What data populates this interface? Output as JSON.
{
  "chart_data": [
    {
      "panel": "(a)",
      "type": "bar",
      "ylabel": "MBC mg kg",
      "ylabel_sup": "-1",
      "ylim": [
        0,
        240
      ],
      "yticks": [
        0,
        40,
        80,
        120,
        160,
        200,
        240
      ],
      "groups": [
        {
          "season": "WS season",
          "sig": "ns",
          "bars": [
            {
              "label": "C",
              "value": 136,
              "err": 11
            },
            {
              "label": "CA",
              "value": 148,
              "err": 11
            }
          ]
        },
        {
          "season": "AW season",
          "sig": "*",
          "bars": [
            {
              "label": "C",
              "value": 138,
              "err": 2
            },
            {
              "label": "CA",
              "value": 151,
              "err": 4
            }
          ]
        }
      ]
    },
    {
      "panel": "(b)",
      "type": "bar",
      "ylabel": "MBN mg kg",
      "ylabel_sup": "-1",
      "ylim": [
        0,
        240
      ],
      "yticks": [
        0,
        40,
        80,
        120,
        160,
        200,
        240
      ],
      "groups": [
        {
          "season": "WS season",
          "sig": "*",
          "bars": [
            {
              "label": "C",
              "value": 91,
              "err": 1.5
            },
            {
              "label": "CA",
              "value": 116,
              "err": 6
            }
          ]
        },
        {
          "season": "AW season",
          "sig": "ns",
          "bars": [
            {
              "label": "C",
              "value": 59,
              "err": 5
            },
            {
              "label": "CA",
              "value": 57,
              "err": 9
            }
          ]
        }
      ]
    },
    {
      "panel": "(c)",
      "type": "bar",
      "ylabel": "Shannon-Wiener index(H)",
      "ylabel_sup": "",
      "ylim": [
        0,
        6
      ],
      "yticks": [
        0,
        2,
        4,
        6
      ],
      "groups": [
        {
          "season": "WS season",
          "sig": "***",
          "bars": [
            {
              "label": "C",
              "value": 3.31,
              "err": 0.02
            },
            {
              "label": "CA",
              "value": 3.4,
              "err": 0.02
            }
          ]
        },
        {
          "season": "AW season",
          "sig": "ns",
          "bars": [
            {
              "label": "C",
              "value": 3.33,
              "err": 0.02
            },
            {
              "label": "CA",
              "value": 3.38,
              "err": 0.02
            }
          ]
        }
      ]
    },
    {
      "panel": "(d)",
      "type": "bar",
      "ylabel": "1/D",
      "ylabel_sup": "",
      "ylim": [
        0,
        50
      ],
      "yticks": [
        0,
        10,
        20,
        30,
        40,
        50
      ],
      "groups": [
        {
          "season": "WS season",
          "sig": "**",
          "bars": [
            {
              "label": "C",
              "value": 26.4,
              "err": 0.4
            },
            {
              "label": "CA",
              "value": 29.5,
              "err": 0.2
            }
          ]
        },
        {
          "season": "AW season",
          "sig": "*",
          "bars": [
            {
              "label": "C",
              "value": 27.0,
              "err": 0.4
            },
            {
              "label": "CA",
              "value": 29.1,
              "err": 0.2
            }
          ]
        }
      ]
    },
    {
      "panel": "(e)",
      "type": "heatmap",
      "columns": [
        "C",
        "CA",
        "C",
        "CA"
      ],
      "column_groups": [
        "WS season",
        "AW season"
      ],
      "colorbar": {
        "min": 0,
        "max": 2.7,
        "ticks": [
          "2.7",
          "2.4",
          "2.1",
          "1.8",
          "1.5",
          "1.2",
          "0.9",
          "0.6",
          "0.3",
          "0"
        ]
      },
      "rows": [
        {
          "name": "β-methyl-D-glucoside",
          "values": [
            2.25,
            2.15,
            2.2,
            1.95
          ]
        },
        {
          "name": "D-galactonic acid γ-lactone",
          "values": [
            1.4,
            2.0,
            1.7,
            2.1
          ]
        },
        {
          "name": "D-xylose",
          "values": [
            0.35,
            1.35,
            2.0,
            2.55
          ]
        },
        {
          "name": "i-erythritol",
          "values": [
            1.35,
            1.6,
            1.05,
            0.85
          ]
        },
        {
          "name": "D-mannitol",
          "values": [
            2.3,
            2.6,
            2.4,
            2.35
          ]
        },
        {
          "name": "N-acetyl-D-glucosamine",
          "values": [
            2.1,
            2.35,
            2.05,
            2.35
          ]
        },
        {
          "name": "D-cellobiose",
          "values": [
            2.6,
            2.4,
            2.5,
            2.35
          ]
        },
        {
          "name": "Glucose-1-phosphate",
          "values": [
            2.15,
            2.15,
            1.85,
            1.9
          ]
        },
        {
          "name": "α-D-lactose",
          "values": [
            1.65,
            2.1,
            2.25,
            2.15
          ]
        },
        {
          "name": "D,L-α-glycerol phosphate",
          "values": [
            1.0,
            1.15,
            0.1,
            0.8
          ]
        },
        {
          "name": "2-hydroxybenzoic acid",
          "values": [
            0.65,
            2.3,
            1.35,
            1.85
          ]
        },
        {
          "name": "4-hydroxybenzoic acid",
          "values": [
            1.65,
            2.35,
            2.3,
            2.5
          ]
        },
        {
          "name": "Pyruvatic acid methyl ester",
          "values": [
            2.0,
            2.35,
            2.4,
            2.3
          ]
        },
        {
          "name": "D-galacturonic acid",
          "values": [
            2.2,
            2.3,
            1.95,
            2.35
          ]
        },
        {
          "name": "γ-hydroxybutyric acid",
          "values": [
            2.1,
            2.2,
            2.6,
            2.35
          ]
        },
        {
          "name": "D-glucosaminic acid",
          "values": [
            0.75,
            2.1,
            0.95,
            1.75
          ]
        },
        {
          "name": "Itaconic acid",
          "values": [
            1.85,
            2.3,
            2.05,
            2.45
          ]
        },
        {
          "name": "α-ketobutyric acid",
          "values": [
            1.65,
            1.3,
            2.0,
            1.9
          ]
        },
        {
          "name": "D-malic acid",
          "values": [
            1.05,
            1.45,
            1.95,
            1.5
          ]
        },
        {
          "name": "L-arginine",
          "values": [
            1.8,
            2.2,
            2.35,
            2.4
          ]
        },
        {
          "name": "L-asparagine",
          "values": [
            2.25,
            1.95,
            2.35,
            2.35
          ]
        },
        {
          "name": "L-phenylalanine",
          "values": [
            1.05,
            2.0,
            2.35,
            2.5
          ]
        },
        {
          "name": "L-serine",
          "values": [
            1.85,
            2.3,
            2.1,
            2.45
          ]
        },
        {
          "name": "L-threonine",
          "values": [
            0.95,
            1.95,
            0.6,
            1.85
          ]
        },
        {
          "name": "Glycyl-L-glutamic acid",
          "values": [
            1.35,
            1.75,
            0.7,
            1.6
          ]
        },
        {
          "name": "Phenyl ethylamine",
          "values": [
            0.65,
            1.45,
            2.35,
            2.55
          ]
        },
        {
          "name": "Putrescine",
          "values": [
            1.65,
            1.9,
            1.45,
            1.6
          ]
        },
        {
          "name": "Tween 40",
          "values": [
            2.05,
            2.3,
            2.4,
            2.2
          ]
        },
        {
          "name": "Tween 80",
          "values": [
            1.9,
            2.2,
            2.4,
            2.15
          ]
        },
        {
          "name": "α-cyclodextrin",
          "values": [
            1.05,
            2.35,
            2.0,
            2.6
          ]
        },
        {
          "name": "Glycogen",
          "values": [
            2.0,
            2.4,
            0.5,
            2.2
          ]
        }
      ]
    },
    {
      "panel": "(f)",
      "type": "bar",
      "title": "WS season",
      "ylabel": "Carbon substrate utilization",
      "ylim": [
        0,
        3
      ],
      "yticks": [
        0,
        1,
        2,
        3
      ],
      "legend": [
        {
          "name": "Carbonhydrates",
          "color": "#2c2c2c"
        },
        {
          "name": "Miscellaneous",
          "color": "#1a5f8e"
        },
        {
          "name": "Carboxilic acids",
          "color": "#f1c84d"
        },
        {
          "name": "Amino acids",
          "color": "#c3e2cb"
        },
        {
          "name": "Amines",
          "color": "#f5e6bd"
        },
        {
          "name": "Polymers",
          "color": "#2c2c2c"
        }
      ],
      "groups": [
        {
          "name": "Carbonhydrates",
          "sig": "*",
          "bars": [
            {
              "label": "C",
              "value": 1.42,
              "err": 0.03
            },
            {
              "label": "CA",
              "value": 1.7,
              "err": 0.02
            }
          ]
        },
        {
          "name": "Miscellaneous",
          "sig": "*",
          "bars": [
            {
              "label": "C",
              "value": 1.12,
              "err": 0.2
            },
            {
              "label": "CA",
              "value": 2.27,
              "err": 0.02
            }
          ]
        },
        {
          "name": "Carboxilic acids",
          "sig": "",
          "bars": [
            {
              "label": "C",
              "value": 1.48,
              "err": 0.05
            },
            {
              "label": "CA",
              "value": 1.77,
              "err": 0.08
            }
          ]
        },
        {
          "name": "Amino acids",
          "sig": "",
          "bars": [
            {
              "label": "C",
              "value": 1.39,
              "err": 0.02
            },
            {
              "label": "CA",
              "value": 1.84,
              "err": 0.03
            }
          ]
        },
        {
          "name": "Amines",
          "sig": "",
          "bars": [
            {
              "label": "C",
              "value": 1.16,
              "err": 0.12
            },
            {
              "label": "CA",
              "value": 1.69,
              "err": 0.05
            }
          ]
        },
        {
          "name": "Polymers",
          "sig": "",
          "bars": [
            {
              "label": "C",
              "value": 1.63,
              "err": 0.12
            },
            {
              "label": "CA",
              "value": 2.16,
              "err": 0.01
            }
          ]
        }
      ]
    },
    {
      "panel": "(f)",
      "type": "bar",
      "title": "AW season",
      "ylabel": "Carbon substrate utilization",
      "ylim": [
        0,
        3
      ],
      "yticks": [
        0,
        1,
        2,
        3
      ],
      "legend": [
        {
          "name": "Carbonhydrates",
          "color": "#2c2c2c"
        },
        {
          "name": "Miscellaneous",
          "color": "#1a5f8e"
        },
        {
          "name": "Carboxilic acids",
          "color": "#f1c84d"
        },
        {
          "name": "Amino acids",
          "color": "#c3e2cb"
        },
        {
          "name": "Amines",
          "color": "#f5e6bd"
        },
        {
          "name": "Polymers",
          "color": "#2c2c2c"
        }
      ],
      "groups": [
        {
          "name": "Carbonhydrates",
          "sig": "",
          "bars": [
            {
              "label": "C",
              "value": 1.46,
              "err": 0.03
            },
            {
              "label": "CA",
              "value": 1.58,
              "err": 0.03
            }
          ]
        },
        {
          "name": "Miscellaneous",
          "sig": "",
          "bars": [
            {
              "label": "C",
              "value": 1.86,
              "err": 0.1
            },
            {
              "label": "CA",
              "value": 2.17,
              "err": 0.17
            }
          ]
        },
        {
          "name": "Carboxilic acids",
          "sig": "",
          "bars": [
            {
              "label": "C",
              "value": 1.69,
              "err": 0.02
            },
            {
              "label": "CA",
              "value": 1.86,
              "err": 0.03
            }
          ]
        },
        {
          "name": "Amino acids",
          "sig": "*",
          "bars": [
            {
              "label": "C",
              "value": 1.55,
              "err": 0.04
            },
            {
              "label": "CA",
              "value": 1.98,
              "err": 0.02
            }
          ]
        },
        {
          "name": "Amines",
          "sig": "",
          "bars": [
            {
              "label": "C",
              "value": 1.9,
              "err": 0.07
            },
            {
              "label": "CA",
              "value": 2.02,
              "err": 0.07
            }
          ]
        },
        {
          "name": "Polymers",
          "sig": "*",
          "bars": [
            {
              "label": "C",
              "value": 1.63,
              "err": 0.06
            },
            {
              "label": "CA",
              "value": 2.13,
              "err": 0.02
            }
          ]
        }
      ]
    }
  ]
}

********************

Lines of the material that contain the word "methyl" are to be gathered.

▸ **Response to this exercise**:
          "name": "β-methyl-D-glucoside",
          "name": "Pyruvatic acid methyl ester",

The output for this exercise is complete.